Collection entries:
§
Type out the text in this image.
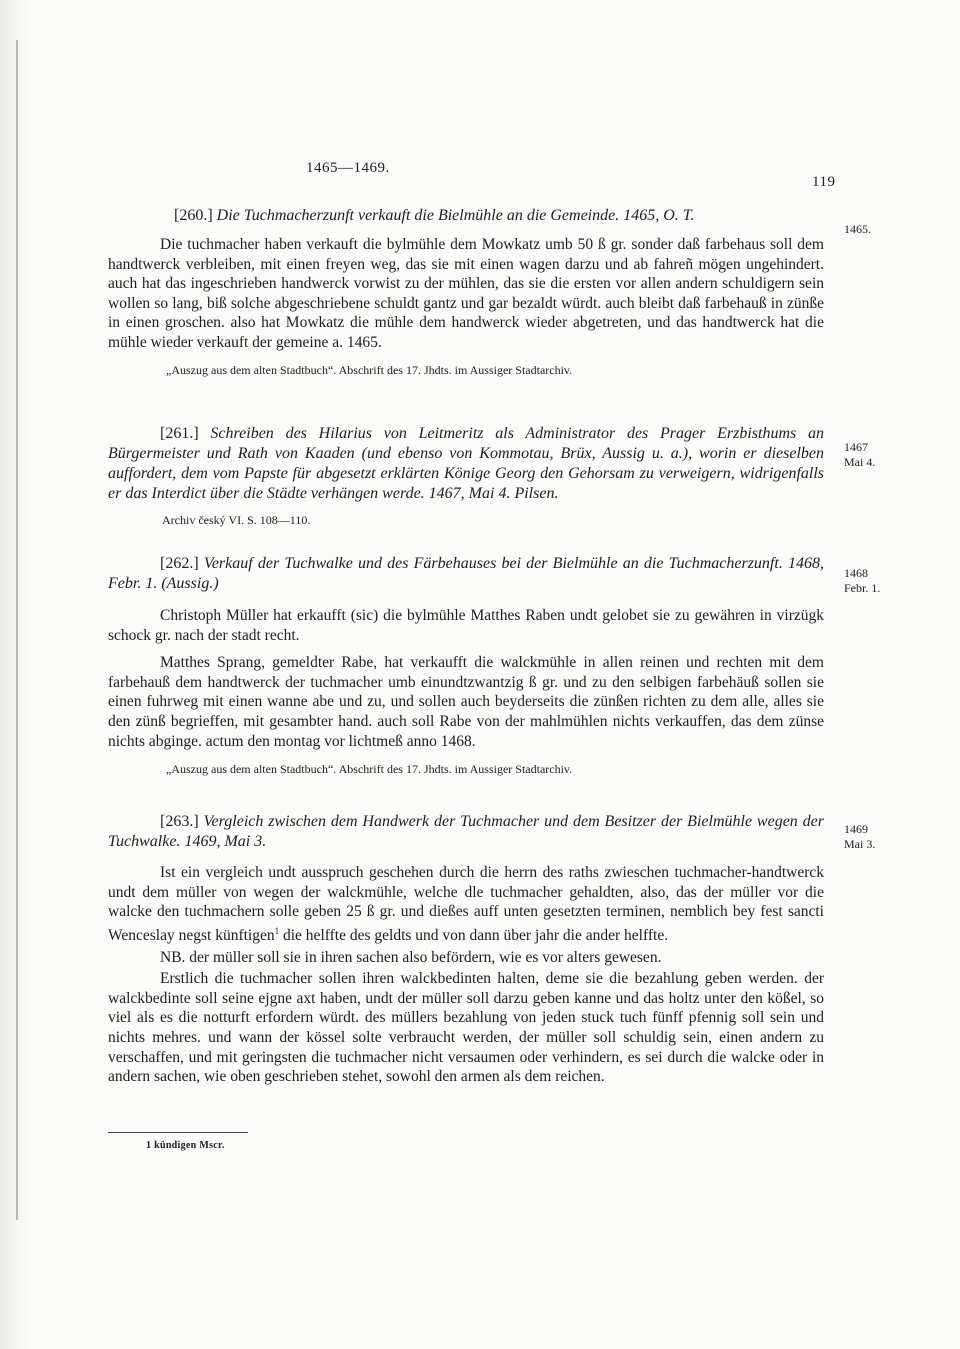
1465—1469.
119

[260.] Die Tuchmacherzunft verkauft die Bielmühle an die Gemeinde. 1465, O. T.

Die tuchmacher haben verkauft die bylmühle dem Mowkatz umb 50 ß gr. sonder daß farbehaus soll dem handtwerck verbleiben, mit einen freyen weg, das sie mit einen wagen darzu und ab fahreñ mögen ungehindert. auch hat das ingeschrieben handwerck vorwist zu der mühlen, das sie die ersten vor allen andern schuldigern sein wollen so lang, biß solche abgeschriebene schuldt gantz und gar bezaldt würdt. auch bleibt daß farbehauß in zünße in einen groschen. also hat Mowkatz die mühle dem handwerck wieder abgetreten, und das handtwerck hat die mühle wieder verkauft der gemeine a. 1465.

„Auszug aus dem alten Stadtbuch“. Abschrift des 17. Jhdts. im Aussiger Stadtarchiv.

[261.] Schreiben des Hilarius von Leitmeritz als Administrator des Prager Erzbisthums an Bürgermeister und Rath von Kaaden (und ebenso von Kommotau, Brüx, Aussig u. a.), worin er dieselben auffordert, dem vom Papste für abgesetzt erklärten Könige Georg den Gehorsam zu verweigern, widrigenfalls er das Interdict über die Städte verhängen werde. 1467, Mai 4. Pilsen.

Archiv český VI. S. 108—110.

[262.] Verkauf der Tuchwalke und des Färbehauses bei der Bielmühle an die Tuchmacherzunft. 1468, Febr. 1. (Aussig.)

Christoph Müller hat erkaufft (sic) die bylmühle Matthes Raben undt gelobet sie zu gewähren in virzügk schock gr. nach der stadt recht.

Matthes Sprang, gemeldter Rabe, hat verkaufft die walckmühle in allen reinen und rechten mit dem farbehauß dem handtwerck der tuchmacher umb einundtzwantzig ß gr. und zu den selbigen farbehäuß sollen sie einen fuhrweg mit einen wanne abe und zu, und sollen auch beyderseits die zünßen richten zu dem alle, alles sie den zünß begrieffen, mit gesambter hand. auch soll Rabe von der mahlmühlen nichts verkauffen, das dem zünse nichts abginge. actum den montag vor lichtmeß anno 1468.

„Auszug aus dem alten Stadtbuch“. Abschrift des 17. Jhdts. im Aussiger Stadtarchiv.

[263.] Vergleich zwischen dem Handwerk der Tuchmacher und dem Besitzer der Bielmühle wegen der Tuchwalke. 1469, Mai 3.

Ist ein vergleich undt ausspruch geschehen durch die herrn des raths zwieschen tuchmacher-handtwerck undt dem müller von wegen der walckmühle, welche dle tuchmacher gehaldten, also, das der müller vor die walcke den tuchmachern solle geben 25 ß gr. und dießes auff unten gesetzten terminen, nemblich bey fest sancti Wenceslay negst künftigen$^1$ die helffte des geldts und von dann über jahr die ander helffte.

NB. der müller soll sie in ihren sachen also befördern, wie es vor alters gewesen.

Erstlich die tuchmacher sollen ihren walckbedinten halten, deme sie die bezahlung geben werden. der walckbedinte soll seine ejgne axt haben, undt der müller soll darzu geben kanne und das holtz unter den kößel, so viel als es die notturft erfordern würdt. des müllers bezahlung von jeden stuck tuch fünff pfennig soll sein und nichts mehres. und wann der kössel solte verbraucht werden, der müller soll schuldig sein, einen andern zu verschaffen, und mit geringsten die tuchmacher nicht versaumen oder verhindern, es sei durch die walcke oder in andern sachen, wie oben geschrieben stehet, sowohl den armen als dem reichen.

1 kündigen Mscr.
1465.
1467
Mai 4.
1468
Febr. 1.
1469
Mai 3.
§
=== Aim ===
Transcribe the full listing above exactly, with the images removed.

=== Written reply ===
Type out the text in this image.
1465—1469.
119

[260.] Die Tuchmacherzunft verkauft die Bielmühle an die Gemeinde. 1465, O. T.

Die tuchmacher haben verkauft die bylmühle dem Mowkatz umb 50 ß gr. sonder daß farbehaus soll dem handtwerck verbleiben, mit einen freyen weg, das sie mit einen wagen darzu und ab fahreñ mögen ungehindert. auch hat das ingeschrieben handwerck vorwist zu der mühlen, das sie die ersten vor allen andern schuldigern sein wollen so lang, biß solche abgeschriebene schuldt gantz und gar bezaldt würdt. auch bleibt daß farbehauß in zünße in einen groschen. also hat Mowkatz die mühle dem handwerck wieder abgetreten, und das handtwerck hat die mühle wieder verkauft der gemeine a. 1465.

„Auszug aus dem alten Stadtbuch“. Abschrift des 17. Jhdts. im Aussiger Stadtarchiv.

[261.] Schreiben des Hilarius von Leitmeritz als Administrator des Prager Erzbisthums an Bürgermeister und Rath von Kaaden (und ebenso von Kommotau, Brüx, Aussig u. a.), worin er dieselben auffordert, dem vom Papste für abgesetzt erklärten Könige Georg den Gehorsam zu verweigern, widrigenfalls er das Interdict über die Städte verhängen werde. 1467, Mai 4. Pilsen.

Archiv český VI. S. 108—110.

[262.] Verkauf der Tuchwalke und des Färbehauses bei der Bielmühle an die Tuchmacherzunft. 1468, Febr. 1. (Aussig.)

Christoph Müller hat erkaufft (sic) die bylmühle Matthes Raben undt gelobet sie zu gewähren in virzügk schock gr. nach der stadt recht.

Matthes Sprang, gemeldter Rabe, hat verkaufft die walckmühle in allen reinen und rechten mit dem farbehauß dem handtwerck der tuchmacher umb einundtzwantzig ß gr. und zu den selbigen farbehäuß sollen sie einen fuhrweg mit einen wanne abe und zu, und sollen auch beyderseits die zünßen richten zu dem alle, alles sie den zünß begrieffen, mit gesambter hand. auch soll Rabe von der mahlmühlen nichts verkauffen, das dem zünse nichts abginge. actum den montag vor lichtmeß anno 1468.

„Auszug aus dem alten Stadtbuch“. Abschrift des 17. Jhdts. im Aussiger Stadtarchiv.

[263.] Vergleich zwischen dem Handwerk der Tuchmacher und dem Besitzer der Bielmühle wegen der Tuchwalke. 1469, Mai 3.

Ist ein vergleich undt ausspruch geschehen durch die herrn des raths zwieschen tuchmacher-handtwerck undt dem müller von wegen der walckmühle, welche dle tuchmacher gehaldten, also, das der müller vor die walcke den tuchmachern solle geben 25 ß gr. und dießes auff unten gesetzten terminen, nemblich bey fest sancti Wenceslay negst künftigen$^1$ die helffte des geldts und von dann über jahr die ander helffte.

NB. der müller soll sie in ihren sachen also befördern, wie es vor alters gewesen.

Erstlich die tuchmacher sollen ihren walckbedinten halten, deme sie die bezahlung geben werden. der walckbedinte soll seine ejgne axt haben, undt der müller soll darzu geben kanne und das holtz unter den kößel, so viel als es die notturft erfordern würdt. des müllers bezahlung von jeden stuck tuch fünff pfennig soll sein und nichts mehres. und wann der kössel solte verbraucht werden, der müller soll schuldig sein, einen andern zu verschaffen, und mit geringsten die tuchmacher nicht versaumen oder verhindern, es sei durch die walcke oder in andern sachen, wie oben geschrieben stehet, sowohl den armen als dem reichen.

1 kündigen Mscr.
1465.
1467
Mai 4.
1468
Febr. 1.
1469
Mai 3.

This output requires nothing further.